- AIM OF THE TASK: Please rewrite the material below, replacing every "panel-fragment" with "panel-notch" and leaving everything else unchanged.

- Layout element annotations:
——

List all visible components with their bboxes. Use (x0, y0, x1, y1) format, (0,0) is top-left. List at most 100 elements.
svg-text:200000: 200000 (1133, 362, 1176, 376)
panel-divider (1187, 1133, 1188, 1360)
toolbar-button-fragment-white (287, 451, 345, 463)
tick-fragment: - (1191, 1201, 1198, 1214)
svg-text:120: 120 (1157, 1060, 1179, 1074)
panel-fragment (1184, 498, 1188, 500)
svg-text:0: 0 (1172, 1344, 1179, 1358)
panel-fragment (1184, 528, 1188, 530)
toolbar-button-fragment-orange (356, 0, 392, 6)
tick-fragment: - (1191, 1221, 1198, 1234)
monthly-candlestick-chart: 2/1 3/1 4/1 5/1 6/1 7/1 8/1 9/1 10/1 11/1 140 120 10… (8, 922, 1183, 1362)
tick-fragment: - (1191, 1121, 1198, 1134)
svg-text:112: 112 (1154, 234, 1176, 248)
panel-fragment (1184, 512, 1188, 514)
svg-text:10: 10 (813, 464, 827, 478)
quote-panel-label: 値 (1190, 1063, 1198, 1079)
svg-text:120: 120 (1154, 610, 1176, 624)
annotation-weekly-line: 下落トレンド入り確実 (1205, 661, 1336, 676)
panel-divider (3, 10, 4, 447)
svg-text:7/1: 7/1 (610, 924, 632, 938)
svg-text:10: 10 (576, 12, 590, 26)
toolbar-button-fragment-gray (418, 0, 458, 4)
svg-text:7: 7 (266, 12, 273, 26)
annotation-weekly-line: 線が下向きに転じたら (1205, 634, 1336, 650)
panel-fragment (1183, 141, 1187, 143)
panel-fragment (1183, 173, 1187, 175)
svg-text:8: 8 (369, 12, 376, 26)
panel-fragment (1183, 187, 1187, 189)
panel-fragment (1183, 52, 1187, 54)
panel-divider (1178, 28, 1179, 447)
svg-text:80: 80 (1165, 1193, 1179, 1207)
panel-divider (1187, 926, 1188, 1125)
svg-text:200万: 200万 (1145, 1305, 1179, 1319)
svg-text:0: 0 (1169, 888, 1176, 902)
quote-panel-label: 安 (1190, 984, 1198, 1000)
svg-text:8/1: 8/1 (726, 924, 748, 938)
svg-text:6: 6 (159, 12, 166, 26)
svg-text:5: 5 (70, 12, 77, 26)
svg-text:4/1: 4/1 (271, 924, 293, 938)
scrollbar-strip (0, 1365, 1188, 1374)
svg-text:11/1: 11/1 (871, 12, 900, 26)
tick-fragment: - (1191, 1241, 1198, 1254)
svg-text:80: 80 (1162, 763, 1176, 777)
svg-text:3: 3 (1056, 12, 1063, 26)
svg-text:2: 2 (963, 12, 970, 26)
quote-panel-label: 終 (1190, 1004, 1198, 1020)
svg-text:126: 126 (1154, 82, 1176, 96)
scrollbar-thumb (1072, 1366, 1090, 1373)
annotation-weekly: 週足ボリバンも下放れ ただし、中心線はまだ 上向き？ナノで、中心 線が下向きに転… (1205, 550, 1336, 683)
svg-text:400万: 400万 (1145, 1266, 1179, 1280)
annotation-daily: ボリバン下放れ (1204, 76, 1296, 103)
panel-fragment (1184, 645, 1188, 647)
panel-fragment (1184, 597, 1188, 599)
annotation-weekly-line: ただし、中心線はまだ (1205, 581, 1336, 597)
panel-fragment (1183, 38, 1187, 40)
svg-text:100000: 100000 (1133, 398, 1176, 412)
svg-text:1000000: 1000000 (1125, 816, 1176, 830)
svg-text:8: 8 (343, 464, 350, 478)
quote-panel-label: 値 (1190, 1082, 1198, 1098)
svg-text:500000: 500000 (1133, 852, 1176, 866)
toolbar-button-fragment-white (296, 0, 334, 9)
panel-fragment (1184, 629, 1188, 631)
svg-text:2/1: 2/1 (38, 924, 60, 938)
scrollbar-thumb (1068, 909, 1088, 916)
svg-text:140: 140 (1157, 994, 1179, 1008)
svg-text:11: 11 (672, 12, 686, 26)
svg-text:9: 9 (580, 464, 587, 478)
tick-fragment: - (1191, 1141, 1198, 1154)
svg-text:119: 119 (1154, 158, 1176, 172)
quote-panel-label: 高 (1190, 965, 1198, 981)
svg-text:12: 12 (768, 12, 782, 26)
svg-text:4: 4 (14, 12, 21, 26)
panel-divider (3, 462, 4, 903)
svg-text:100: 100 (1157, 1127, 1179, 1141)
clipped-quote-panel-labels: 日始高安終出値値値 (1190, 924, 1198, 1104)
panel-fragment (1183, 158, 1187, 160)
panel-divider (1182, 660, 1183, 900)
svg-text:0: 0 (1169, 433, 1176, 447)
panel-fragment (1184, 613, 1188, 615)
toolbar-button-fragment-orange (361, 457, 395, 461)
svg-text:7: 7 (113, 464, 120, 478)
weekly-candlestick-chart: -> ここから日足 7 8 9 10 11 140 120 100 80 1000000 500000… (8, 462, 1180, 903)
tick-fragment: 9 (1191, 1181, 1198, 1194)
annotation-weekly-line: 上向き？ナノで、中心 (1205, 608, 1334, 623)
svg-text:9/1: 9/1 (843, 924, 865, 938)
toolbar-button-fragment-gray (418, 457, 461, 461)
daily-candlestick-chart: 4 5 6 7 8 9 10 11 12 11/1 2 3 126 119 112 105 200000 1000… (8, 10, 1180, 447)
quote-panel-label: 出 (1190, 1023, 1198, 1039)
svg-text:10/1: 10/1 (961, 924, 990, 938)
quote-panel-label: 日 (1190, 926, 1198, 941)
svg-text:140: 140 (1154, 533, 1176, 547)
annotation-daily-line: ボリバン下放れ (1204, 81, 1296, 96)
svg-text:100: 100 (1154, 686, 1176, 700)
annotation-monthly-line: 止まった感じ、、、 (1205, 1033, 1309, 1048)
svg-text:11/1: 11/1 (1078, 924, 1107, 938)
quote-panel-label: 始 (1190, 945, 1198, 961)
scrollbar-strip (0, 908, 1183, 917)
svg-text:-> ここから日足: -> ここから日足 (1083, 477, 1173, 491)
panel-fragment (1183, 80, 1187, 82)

——

- OUTPUT FOR THIS TASK:
List all visible components with their bboxes. Use (x0, y0, x1, y1) format, (0,0) is top-left. List at most 100 elements.
svg-text:200000: 200000 (1133, 362, 1176, 376)
panel-divider (1187, 1133, 1188, 1360)
toolbar-button-fragment-white (287, 451, 345, 463)
tick-fragment: - (1191, 1201, 1198, 1214)
svg-text:120: 120 (1157, 1060, 1179, 1074)
panel-notch (1184, 498, 1188, 500)
svg-text:0: 0 (1172, 1344, 1179, 1358)
panel-notch (1184, 528, 1188, 530)
toolbar-button-fragment-orange (356, 0, 392, 6)
tick-fragment: - (1191, 1221, 1198, 1234)
monthly-candlestick-chart: 2/1 3/1 4/1 5/1 6/1 7/1 8/1 9/1 10/1 11/1 140 120 10… (8, 922, 1183, 1362)
tick-fragment: - (1191, 1121, 1198, 1134)
svg-text:112: 112 (1154, 234, 1176, 248)
panel-notch (1184, 512, 1188, 514)
svg-text:10: 10 (813, 464, 827, 478)
quote-panel-label: 値 (1190, 1063, 1198, 1079)
svg-text:120: 120 (1154, 610, 1176, 624)
annotation-weekly-line: 下落トレンド入り確実 (1205, 661, 1336, 676)
panel-divider (3, 10, 4, 447)
svg-text:7/1: 7/1 (610, 924, 632, 938)
svg-text:10: 10 (576, 12, 590, 26)
toolbar-button-fragment-gray (418, 0, 458, 4)
svg-text:7: 7 (266, 12, 273, 26)
annotation-weekly-line: 線が下向きに転じたら (1205, 634, 1336, 650)
panel-notch (1183, 141, 1187, 143)
panel-notch (1183, 173, 1187, 175)
svg-text:8: 8 (369, 12, 376, 26)
panel-notch (1183, 187, 1187, 189)
panel-notch (1183, 52, 1187, 54)
panel-divider (1178, 28, 1179, 447)
svg-text:80: 80 (1165, 1193, 1179, 1207)
panel-divider (1187, 926, 1188, 1125)
svg-text:200万: 200万 (1145, 1305, 1179, 1319)
svg-text:0: 0 (1169, 888, 1176, 902)
quote-panel-label: 安 (1190, 984, 1198, 1000)
svg-text:8/1: 8/1 (726, 924, 748, 938)
svg-text:6: 6 (159, 12, 166, 26)
svg-text:5: 5 (70, 12, 77, 26)
svg-text:4/1: 4/1 (271, 924, 293, 938)
scrollbar-strip (0, 1365, 1188, 1374)
svg-text:11/1: 11/1 (871, 12, 900, 26)
tick-fragment: - (1191, 1241, 1198, 1254)
svg-text:80: 80 (1162, 763, 1176, 777)
svg-text:3: 3 (1056, 12, 1063, 26)
svg-text:2: 2 (963, 12, 970, 26)
quote-panel-label: 終 (1190, 1004, 1198, 1020)
svg-text:126: 126 (1154, 82, 1176, 96)
scrollbar-thumb (1072, 1366, 1090, 1373)
annotation-weekly: 週足ボリバンも下放れ ただし、中心線はまだ 上向き？ナノで、中心 線が下向きに転… (1205, 550, 1336, 683)
svg-text:400万: 400万 (1145, 1266, 1179, 1280)
annotation-daily: ボリバン下放れ (1204, 76, 1296, 103)
panel-notch (1184, 645, 1188, 647)
panel-notch (1184, 597, 1188, 599)
annotation-weekly-line: ただし、中心線はまだ (1205, 581, 1336, 597)
panel-notch (1183, 38, 1187, 40)
svg-text:100000: 100000 (1133, 398, 1176, 412)
svg-text:1000000: 1000000 (1125, 816, 1176, 830)
svg-text:8: 8 (343, 464, 350, 478)
quote-panel-label: 値 (1190, 1082, 1198, 1098)
svg-text:500000: 500000 (1133, 852, 1176, 866)
toolbar-button-fragment-white (296, 0, 334, 9)
panel-notch (1184, 629, 1188, 631)
svg-text:2/1: 2/1 (38, 924, 60, 938)
scrollbar-thumb (1068, 909, 1088, 916)
svg-text:140: 140 (1157, 994, 1179, 1008)
svg-text:11: 11 (672, 12, 686, 26)
svg-text:9: 9 (580, 464, 587, 478)
tick-fragment: - (1191, 1141, 1198, 1154)
svg-text:119: 119 (1154, 158, 1176, 172)
quote-panel-label: 高 (1190, 965, 1198, 981)
svg-text:12: 12 (768, 12, 782, 26)
svg-text:4: 4 (14, 12, 21, 26)
panel-divider (3, 462, 4, 903)
svg-text:100: 100 (1157, 1127, 1179, 1141)
clipped-quote-panel-labels: 日始高安終出値値値 (1190, 924, 1198, 1104)
panel-notch (1183, 158, 1187, 160)
panel-divider (1182, 660, 1183, 900)
svg-text:0: 0 (1169, 433, 1176, 447)
panel-notch (1184, 613, 1188, 615)
toolbar-button-fragment-orange (361, 457, 395, 461)
svg-text:7: 7 (113, 464, 120, 478)
weekly-candlestick-chart: -> ここから日足 7 8 9 10 11 140 120 100 80 1000000 500000… (8, 462, 1180, 903)
tick-fragment: 9 (1191, 1181, 1198, 1194)
annotation-weekly-line: 上向き？ナノで、中心 (1205, 608, 1334, 623)
svg-text:9/1: 9/1 (843, 924, 865, 938)
toolbar-button-fragment-gray (418, 457, 461, 461)
daily-candlestick-chart: 4 5 6 7 8 9 10 11 12 11/1 2 3 126 119 112 105 200000 1000… (8, 10, 1180, 447)
quote-panel-label: 出 (1190, 1023, 1198, 1039)
svg-text:10/1: 10/1 (961, 924, 990, 938)
quote-panel-label: 日 (1190, 926, 1198, 941)
svg-text:140: 140 (1154, 533, 1176, 547)
annotation-daily-line: ボリバン下放れ (1204, 81, 1296, 96)
svg-text:100: 100 (1154, 686, 1176, 700)
annotation-monthly-line: 止まった感じ、、、 (1205, 1033, 1309, 1048)
svg-text:11/1: 11/1 (1078, 924, 1107, 938)
quote-panel-label: 始 (1190, 945, 1198, 961)
scrollbar-strip (0, 908, 1183, 917)
svg-text:-> ここから日足: -> ここから日足 (1083, 477, 1173, 491)
panel-notch (1183, 80, 1187, 82)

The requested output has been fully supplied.